Extract every line of the records below, reproducing each one verbatim.

[Supplied data start]

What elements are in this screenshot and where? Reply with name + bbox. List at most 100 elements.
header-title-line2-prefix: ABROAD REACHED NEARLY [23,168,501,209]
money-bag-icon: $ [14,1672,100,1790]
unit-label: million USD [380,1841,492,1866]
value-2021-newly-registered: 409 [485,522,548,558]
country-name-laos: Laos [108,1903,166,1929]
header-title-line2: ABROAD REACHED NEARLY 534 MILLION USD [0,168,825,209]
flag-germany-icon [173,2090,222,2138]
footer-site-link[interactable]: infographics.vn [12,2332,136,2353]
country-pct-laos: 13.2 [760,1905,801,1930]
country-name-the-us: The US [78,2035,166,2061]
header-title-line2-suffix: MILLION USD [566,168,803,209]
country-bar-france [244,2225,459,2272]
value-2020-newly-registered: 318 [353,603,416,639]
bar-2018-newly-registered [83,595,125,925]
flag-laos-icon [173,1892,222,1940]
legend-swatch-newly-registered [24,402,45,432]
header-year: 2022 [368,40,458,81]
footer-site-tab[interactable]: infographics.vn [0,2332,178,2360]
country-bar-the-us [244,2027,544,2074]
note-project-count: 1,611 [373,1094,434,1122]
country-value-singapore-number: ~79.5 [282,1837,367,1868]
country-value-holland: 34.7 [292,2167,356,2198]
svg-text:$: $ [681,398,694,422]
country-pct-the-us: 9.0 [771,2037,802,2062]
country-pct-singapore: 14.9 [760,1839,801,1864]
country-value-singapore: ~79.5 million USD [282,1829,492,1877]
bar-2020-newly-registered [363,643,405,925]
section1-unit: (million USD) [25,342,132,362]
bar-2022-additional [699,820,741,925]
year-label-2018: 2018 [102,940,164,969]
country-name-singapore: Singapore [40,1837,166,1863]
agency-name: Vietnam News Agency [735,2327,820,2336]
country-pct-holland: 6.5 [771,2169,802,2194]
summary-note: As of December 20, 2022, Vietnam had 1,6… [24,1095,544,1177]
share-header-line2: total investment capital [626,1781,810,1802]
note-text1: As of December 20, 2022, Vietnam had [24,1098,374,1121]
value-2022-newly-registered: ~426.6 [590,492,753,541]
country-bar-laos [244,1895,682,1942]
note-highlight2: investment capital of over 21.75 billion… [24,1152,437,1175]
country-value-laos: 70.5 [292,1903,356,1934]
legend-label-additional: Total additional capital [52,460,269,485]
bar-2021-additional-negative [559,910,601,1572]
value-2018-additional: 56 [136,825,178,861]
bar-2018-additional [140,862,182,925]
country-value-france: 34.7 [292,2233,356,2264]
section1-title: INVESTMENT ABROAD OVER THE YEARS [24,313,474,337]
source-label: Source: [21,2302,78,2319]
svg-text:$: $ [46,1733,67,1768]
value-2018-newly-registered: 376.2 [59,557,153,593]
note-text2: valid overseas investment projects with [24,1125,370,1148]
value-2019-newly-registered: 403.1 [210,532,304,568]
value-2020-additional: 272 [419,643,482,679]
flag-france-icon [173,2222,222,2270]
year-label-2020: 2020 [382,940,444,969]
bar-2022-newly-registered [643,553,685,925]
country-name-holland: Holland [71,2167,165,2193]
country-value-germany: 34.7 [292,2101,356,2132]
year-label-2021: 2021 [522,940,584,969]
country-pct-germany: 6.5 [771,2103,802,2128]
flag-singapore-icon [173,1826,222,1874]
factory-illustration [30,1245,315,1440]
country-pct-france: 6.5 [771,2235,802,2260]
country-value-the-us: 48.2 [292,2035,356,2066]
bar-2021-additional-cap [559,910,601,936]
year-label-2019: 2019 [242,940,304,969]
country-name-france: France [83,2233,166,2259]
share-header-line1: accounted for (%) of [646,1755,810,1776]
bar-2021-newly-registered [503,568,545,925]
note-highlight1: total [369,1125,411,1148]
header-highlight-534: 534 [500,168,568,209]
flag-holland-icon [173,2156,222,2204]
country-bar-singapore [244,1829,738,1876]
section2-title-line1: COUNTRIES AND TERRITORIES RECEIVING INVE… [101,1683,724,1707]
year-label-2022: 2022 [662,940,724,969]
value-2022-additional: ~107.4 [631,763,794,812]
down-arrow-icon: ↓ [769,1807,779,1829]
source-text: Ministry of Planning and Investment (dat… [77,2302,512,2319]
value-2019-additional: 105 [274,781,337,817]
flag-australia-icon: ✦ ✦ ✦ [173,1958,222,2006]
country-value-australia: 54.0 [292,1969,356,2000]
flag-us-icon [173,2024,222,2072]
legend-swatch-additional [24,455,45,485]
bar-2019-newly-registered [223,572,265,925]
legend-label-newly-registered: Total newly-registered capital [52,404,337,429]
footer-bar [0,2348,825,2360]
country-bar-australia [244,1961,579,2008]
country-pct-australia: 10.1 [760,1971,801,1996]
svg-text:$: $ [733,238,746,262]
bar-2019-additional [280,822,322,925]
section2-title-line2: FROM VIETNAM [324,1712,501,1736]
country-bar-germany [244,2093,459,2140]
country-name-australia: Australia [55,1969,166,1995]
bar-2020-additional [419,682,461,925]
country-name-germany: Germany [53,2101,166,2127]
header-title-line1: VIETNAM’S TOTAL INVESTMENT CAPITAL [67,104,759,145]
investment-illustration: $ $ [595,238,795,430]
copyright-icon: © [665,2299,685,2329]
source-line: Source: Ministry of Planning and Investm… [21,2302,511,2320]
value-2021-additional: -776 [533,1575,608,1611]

[Supplied data end]

** Reply to the exercise **
What elements are in this screenshot and where? Reply with name + bbox. List at most 100 elements.
header-title-line2-prefix: ABROAD REACHED NEARLY [23,168,501,209]
money-bag-icon: $ [14,1672,100,1790]
unit-label: million USD [380,1841,492,1866]
value-2021-newly-registered: 409 [485,522,548,558]
country-name-laos: Laos [108,1903,166,1929]
header-title-line2: ABROAD REACHED NEARLY 534 MILLION USD [0,168,825,209]
flag-germany-icon [173,2090,222,2138]
footer-site-link[interactable]: infographics.vn [12,2332,136,2353]
country-pct-laos: 13.2 [760,1905,801,1930]
country-name-the-us: The US [78,2035,166,2061]
header-title-line2-suffix: MILLION USD [566,168,803,209]
country-bar-france [244,2225,459,2272]
value-2020-newly-registered: 318 [353,603,416,639]
bar-2018-newly-registered [83,595,125,925]
flag-laos-icon [173,1892,222,1940]
legend-swatch-newly-registered [24,402,45,432]
header-year: 2022 [368,40,458,81]
footer-site-tab[interactable]: infographics.vn [0,2332,178,2360]
country-bar-the-us [244,2027,544,2074]
note-project-count: 1,611 [373,1094,434,1122]
country-value-singapore-number: ~79.5 [282,1837,367,1868]
country-value-holland: 34.7 [292,2167,356,2198]
svg-text:$: $ [681,398,694,422]
country-pct-the-us: 9.0 [771,2037,802,2062]
country-pct-singapore: 14.9 [760,1839,801,1864]
country-value-singapore: ~79.5 million USD [282,1829,492,1877]
bar-2020-newly-registered [363,643,405,925]
section1-unit: (million USD) [25,342,132,362]
bar-2022-additional [699,820,741,925]
year-label-2018: 2018 [102,940,164,969]
country-name-singapore: Singapore [40,1837,166,1863]
agency-name: Vietnam News Agency [735,2327,820,2336]
country-pct-holland: 6.5 [771,2169,802,2194]
summary-note: As of December 20, 2022, Vietnam had 1,6… [24,1095,544,1177]
share-header-line2: total investment capital [626,1781,810,1802]
note-text1: As of December 20, 2022, Vietnam had [24,1098,374,1121]
value-2022-newly-registered: ~426.6 [590,492,753,541]
country-bar-laos [244,1895,682,1942]
note-highlight2: investment capital of over 21.75 billion… [24,1152,437,1175]
country-value-laos: 70.5 [292,1903,356,1934]
legend-label-additional: Total additional capital [52,460,269,485]
bar-2021-additional-negative [559,910,601,1572]
value-2018-additional: 56 [136,825,178,861]
bar-2018-additional [140,862,182,925]
country-value-france: 34.7 [292,2233,356,2264]
section1-title: INVESTMENT ABROAD OVER THE YEARS [24,313,474,337]
source-label: Source: [21,2302,78,2319]
svg-text:$: $ [46,1733,67,1768]
value-2018-newly-registered: 376.2 [59,557,153,593]
note-text2: valid overseas investment projects with [24,1125,370,1148]
value-2019-newly-registered: 403.1 [210,532,304,568]
value-2020-additional: 272 [419,643,482,679]
flag-france-icon [173,2222,222,2270]
year-label-2020: 2020 [382,940,444,969]
bar-2022-newly-registered [643,553,685,925]
country-name-holland: Holland [71,2167,165,2193]
country-value-germany: 34.7 [292,2101,356,2132]
year-label-2021: 2021 [522,940,584,969]
country-pct-germany: 6.5 [771,2103,802,2128]
flag-singapore-icon [173,1826,222,1874]
factory-illustration [30,1245,315,1440]
country-pct-france: 6.5 [771,2235,802,2260]
country-value-the-us: 48.2 [292,2035,356,2066]
bar-2021-additional-cap [559,910,601,936]
year-label-2019: 2019 [242,940,304,969]
country-name-france: France [83,2233,166,2259]
share-header-line1: accounted for (%) of [646,1755,810,1776]
bar-2021-newly-registered [503,568,545,925]
note-highlight1: total [369,1125,411,1148]
header-highlight-534: 534 [500,168,568,209]
flag-holland-icon [173,2156,222,2204]
country-bar-singapore [244,1829,738,1876]
section2-title-line1: COUNTRIES AND TERRITORIES RECEIVING INVE… [101,1683,724,1707]
year-label-2022: 2022 [662,940,724,969]
value-2022-additional: ~107.4 [631,763,794,812]
down-arrow-icon: ↓ [769,1807,779,1829]
source-text: Ministry of Planning and Investment (dat… [77,2302,512,2319]
value-2019-additional: 105 [274,781,337,817]
flag-australia-icon: ✦ ✦ ✦ [173,1958,222,2006]
country-value-australia: 54.0 [292,1969,356,2000]
flag-us-icon [173,2024,222,2072]
legend-swatch-additional [24,455,45,485]
bar-2019-newly-registered [223,572,265,925]
legend-label-newly-registered: Total newly-registered capital [52,404,337,429]
footer-bar [0,2348,825,2360]
country-bar-australia [244,1961,579,2008]
country-pct-australia: 10.1 [760,1971,801,1996]
svg-text:$: $ [733,238,746,262]
bar-2019-additional [280,822,322,925]
section2-title-line2: FROM VIETNAM [324,1712,501,1736]
country-bar-germany [244,2093,459,2140]
country-name-australia: Australia [55,1969,166,1995]
bar-2020-additional [419,682,461,925]
country-name-germany: Germany [53,2101,166,2127]
header-title-line1: VIETNAM’S TOTAL INVESTMENT CAPITAL [67,104,759,145]
investment-illustration: $ $ [595,238,795,430]
copyright-icon: © [665,2299,685,2329]
source-line: Source: Ministry of Planning and Investm… [21,2302,511,2320]
value-2021-additional: -776 [533,1575,608,1611]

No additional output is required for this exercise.